--- BEGIN GIVEN ENTRIES ---

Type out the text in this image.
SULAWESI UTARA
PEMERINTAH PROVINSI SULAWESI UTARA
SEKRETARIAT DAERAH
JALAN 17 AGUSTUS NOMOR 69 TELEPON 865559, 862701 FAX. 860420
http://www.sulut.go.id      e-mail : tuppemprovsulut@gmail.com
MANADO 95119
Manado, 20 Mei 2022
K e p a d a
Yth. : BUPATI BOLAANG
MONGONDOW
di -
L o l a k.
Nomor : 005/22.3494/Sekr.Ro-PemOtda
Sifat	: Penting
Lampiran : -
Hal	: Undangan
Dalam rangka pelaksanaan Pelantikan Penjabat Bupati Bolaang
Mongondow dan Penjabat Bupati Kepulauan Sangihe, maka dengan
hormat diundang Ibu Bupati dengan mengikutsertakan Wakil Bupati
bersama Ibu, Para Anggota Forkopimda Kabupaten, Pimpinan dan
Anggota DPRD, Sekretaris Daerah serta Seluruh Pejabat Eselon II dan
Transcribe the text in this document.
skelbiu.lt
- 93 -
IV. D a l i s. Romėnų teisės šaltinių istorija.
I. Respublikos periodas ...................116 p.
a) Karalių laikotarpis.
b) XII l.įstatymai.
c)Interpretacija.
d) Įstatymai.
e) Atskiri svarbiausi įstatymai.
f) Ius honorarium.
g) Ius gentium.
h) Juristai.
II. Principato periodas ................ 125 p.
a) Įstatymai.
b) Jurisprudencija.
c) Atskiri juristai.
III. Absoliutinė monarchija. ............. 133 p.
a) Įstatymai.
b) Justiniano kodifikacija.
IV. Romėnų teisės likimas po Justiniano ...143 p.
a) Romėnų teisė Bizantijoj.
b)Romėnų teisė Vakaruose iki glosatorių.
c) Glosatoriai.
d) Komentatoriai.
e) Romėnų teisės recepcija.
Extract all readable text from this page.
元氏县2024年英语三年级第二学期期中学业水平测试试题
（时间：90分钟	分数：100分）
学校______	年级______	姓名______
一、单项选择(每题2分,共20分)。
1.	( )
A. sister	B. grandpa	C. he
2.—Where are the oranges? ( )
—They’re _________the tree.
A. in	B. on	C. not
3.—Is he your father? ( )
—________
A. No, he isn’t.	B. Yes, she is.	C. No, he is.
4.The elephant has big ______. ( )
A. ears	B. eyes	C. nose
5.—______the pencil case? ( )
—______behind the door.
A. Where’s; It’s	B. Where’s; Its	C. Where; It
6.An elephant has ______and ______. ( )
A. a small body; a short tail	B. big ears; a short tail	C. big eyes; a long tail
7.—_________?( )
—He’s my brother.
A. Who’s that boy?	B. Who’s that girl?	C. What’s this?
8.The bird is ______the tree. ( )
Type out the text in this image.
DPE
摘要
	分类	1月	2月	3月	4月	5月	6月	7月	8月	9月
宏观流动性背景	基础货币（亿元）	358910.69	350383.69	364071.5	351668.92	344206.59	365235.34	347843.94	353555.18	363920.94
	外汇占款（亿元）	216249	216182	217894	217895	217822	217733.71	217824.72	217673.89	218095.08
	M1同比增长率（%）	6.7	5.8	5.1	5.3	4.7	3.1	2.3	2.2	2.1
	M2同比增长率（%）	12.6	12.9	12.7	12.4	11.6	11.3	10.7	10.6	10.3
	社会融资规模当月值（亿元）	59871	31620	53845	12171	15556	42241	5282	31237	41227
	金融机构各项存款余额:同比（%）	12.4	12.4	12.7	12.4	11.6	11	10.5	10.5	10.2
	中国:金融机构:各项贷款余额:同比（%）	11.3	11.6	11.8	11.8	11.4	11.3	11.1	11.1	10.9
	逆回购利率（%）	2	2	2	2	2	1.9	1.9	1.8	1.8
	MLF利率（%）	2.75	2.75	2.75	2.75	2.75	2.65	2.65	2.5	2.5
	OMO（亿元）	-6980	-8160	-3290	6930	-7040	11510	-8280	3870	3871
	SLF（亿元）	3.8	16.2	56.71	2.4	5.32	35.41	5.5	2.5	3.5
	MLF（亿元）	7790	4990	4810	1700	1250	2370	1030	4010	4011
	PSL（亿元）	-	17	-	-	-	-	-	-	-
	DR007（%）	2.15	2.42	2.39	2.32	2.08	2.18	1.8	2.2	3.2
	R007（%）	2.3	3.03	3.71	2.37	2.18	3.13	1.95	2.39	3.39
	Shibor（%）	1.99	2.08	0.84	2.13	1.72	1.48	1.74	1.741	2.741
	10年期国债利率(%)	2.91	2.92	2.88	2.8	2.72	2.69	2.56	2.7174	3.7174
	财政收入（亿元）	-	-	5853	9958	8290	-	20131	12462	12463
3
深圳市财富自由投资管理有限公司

--- END GIVEN ENTRIES ---

## [TASK GOAL]
From the records above, please extract every line and repeat it exactly.

## [ANSWER FOR THIS EXERCISE]
Type out the text in this image.
SULAWESI UTARA
PEMERINTAH PROVINSI SULAWESI UTARA
SEKRETARIAT DAERAH
JALAN 17 AGUSTUS NOMOR 69 TELEPON 865559, 862701 FAX. 860420
http://www.sulut.go.id      e-mail : tuppemprovsulut@gmail.com
MANADO 95119
Manado, 20 Mei 2022
K e p a d a
Yth. : BUPATI BOLAANG
MONGONDOW
di -
L o l a k.
Nomor : 005/22.3494/Sekr.Ro-PemOtda
Sifat	: Penting
Lampiran : -
Hal	: Undangan
Dalam rangka pelaksanaan Pelantikan Penjabat Bupati Bolaang
Mongondow dan Penjabat Bupati Kepulauan Sangihe, maka dengan
hormat diundang Ibu Bupati dengan mengikutsertakan Wakil Bupati
bersama Ibu, Para Anggota Forkopimda Kabupaten, Pimpinan dan
Anggota DPRD, Sekretaris Daerah serta Seluruh Pejabat Eselon II dan
Transcribe the text in this document.
skelbiu.lt
- 93 -
IV. D a l i s. Romėnų teisės šaltinių istorija.
I. Respublikos periodas ...................116 p.
a) Karalių laikotarpis.
b) XII l.įstatymai.
c)Interpretacija.
d) Įstatymai.
e) Atskiri svarbiausi įstatymai.
f) Ius honorarium.
g) Ius gentium.
h) Juristai.
II. Principato periodas ................ 125 p.
a) Įstatymai.
b) Jurisprudencija.
c) Atskiri juristai.
III. Absoliutinė monarchija. ............. 133 p.
a) Įstatymai.
b) Justiniano kodifikacija.
IV. Romėnų teisės likimas po Justiniano ...143 p.
a) Romėnų teisė Bizantijoj.
b)Romėnų teisė Vakaruose iki glosatorių.
c) Glosatoriai.
d) Komentatoriai.
e) Romėnų teisės recepcija.
Extract all readable text from this page.
元氏县2024年英语三年级第二学期期中学业水平测试试题
（时间：90分钟	分数：100分）
学校______	年级______	姓名______
一、单项选择(每题2分,共20分)。
1.	( )
A. sister	B. grandpa	C. he
2.—Where are the oranges? ( )
—They’re _________the tree.
A. in	B. on	C. not
3.—Is he your father? ( )
—________
A. No, he isn’t.	B. Yes, she is.	C. No, he is.
4.The elephant has big ______. ( )
A. ears	B. eyes	C. nose
5.—______the pencil case? ( )
—______behind the door.
A. Where’s; It’s	B. Where’s; Its	C. Where; It
6.An elephant has ______and ______. ( )
A. a small body; a short tail	B. big ears; a short tail	C. big eyes; a long tail
7.—_________?( )
—He’s my brother.
A. Who’s that boy?	B. Who’s that girl?	C. What’s this?
8.The bird is ______the tree. ( )
Type out the text in this image.
DPE
摘要
	分类	1月	2月	3月	4月	5月	6月	7月	8月	9月
宏观流动性背景	基础货币（亿元）	358910.69	350383.69	364071.5	351668.92	344206.59	365235.34	347843.94	353555.18	363920.94
	外汇占款（亿元）	216249	216182	217894	217895	217822	217733.71	217824.72	217673.89	218095.08
	M1同比增长率（%）	6.7	5.8	5.1	5.3	4.7	3.1	2.3	2.2	2.1
	M2同比增长率（%）	12.6	12.9	12.7	12.4	11.6	11.3	10.7	10.6	10.3
	社会融资规模当月值（亿元）	59871	31620	53845	12171	15556	42241	5282	31237	41227
	金融机构各项存款余额:同比（%）	12.4	12.4	12.7	12.4	11.6	11	10.5	10.5	10.2
	中国:金融机构:各项贷款余额:同比（%）	11.3	11.6	11.8	11.8	11.4	11.3	11.1	11.1	10.9
	逆回购利率（%）	2	2	2	2	2	1.9	1.9	1.8	1.8
	MLF利率（%）	2.75	2.75	2.75	2.75	2.75	2.65	2.65	2.5	2.5
	OMO（亿元）	-6980	-8160	-3290	6930	-7040	11510	-8280	3870	3871
	SLF（亿元）	3.8	16.2	56.71	2.4	5.32	35.41	5.5	2.5	3.5
	MLF（亿元）	7790	4990	4810	1700	1250	2370	1030	4010	4011
	PSL（亿元）	-	17	-	-	-	-	-	-	-
	DR007（%）	2.15	2.42	2.39	2.32	2.08	2.18	1.8	2.2	3.2
	R007（%）	2.3	3.03	3.71	2.37	2.18	3.13	1.95	2.39	3.39
	Shibor（%）	1.99	2.08	0.84	2.13	1.72	1.48	1.74	1.741	2.741
	10年期国债利率(%)	2.91	2.92	2.88	2.8	2.72	2.69	2.56	2.7174	3.7174
	财政收入（亿元）	-	-	5853	9958	8290	-	20131	12462	12463
3
深圳市财富自由投资管理有限公司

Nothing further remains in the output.